— begin —

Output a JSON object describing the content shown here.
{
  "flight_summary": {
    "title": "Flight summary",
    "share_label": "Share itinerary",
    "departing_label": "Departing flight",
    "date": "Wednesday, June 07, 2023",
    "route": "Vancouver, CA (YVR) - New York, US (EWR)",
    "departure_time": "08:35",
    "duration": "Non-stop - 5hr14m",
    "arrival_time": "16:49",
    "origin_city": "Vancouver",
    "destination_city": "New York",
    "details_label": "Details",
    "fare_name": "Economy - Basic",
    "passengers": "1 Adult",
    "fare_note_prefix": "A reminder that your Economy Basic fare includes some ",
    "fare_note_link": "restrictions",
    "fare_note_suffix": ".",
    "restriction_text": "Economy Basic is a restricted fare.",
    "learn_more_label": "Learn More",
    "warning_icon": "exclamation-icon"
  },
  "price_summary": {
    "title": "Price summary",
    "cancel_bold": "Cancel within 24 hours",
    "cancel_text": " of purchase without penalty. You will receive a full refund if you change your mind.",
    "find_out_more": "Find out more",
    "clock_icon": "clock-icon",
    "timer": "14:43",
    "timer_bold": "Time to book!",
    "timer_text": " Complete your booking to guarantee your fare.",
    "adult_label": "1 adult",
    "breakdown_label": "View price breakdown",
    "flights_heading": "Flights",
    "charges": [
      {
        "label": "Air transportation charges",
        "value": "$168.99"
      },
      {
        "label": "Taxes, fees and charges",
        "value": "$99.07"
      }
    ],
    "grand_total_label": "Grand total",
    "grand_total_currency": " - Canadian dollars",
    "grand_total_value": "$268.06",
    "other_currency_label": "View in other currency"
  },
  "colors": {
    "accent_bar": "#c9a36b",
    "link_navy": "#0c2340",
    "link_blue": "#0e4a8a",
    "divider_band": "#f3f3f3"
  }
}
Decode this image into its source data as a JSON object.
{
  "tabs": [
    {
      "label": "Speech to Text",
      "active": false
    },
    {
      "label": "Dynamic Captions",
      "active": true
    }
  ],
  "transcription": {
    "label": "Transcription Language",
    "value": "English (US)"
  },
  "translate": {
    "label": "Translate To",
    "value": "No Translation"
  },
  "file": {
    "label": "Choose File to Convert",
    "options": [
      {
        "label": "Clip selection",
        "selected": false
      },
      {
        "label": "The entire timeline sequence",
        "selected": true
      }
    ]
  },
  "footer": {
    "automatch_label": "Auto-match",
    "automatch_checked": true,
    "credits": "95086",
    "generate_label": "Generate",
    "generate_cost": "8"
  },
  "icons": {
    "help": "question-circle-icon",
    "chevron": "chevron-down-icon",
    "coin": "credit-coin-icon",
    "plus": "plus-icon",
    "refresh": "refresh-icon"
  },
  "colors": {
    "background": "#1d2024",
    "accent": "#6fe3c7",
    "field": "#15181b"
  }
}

— end —

▸ EXERCISE REQUIREMENTS: The records above should be duplicated in full, exactly as given.

▸ THE RESPONSE:
Output a JSON object describing the content shown here.
{
  "flight_summary": {
    "title": "Flight summary",
    "share_label": "Share itinerary",
    "departing_label": "Departing flight",
    "date": "Wednesday, June 07, 2023",
    "route": "Vancouver, CA (YVR) - New York, US (EWR)",
    "departure_time": "08:35",
    "duration": "Non-stop - 5hr14m",
    "arrival_time": "16:49",
    "origin_city": "Vancouver",
    "destination_city": "New York",
    "details_label": "Details",
    "fare_name": "Economy - Basic",
    "passengers": "1 Adult",
    "fare_note_prefix": "A reminder that your Economy Basic fare includes some ",
    "fare_note_link": "restrictions",
    "fare_note_suffix": ".",
    "restriction_text": "Economy Basic is a restricted fare.",
    "learn_more_label": "Learn More",
    "warning_icon": "exclamation-icon"
  },
  "price_summary": {
    "title": "Price summary",
    "cancel_bold": "Cancel within 24 hours",
    "cancel_text": " of purchase without penalty. You will receive a full refund if you change your mind.",
    "find_out_more": "Find out more",
    "clock_icon": "clock-icon",
    "timer": "14:43",
    "timer_bold": "Time to book!",
    "timer_text": " Complete your booking to guarantee your fare.",
    "adult_label": "1 adult",
    "breakdown_label": "View price breakdown",
    "flights_heading": "Flights",
    "charges": [
      {
        "label": "Air transportation charges",
        "value": "$168.99"
      },
      {
        "label": "Taxes, fees and charges",
        "value": "$99.07"
      }
    ],
    "grand_total_label": "Grand total",
    "grand_total_currency": " - Canadian dollars",
    "grand_total_value": "$268.06",
    "other_currency_label": "View in other currency"
  },
  "colors": {
    "accent_bar": "#c9a36b",
    "link_navy": "#0c2340",
    "link_blue": "#0e4a8a",
    "divider_band": "#f3f3f3"
  }
}
Decode this image into its source data as a JSON object.
{
  "tabs": [
    {
      "label": "Speech to Text",
      "active": false
    },
    {
      "label": "Dynamic Captions",
      "active": true
    }
  ],
  "transcription": {
    "label": "Transcription Language",
    "value": "English (US)"
  },
  "translate": {
    "label": "Translate To",
    "value": "No Translation"
  },
  "file": {
    "label": "Choose File to Convert",
    "options": [
      {
        "label": "Clip selection",
        "selected": false
      },
      {
        "label": "The entire timeline sequence",
        "selected": true
      }
    ]
  },
  "footer": {
    "automatch_label": "Auto-match",
    "automatch_checked": true,
    "credits": "95086",
    "generate_label": "Generate",
    "generate_cost": "8"
  },
  "icons": {
    "help": "question-circle-icon",
    "chevron": "chevron-down-icon",
    "coin": "credit-coin-icon",
    "plus": "plus-icon",
    "refresh": "refresh-icon"
  },
  "colors": {
    "background": "#1d2024",
    "accent": "#6fe3c7",
    "field": "#15181b"
  }
}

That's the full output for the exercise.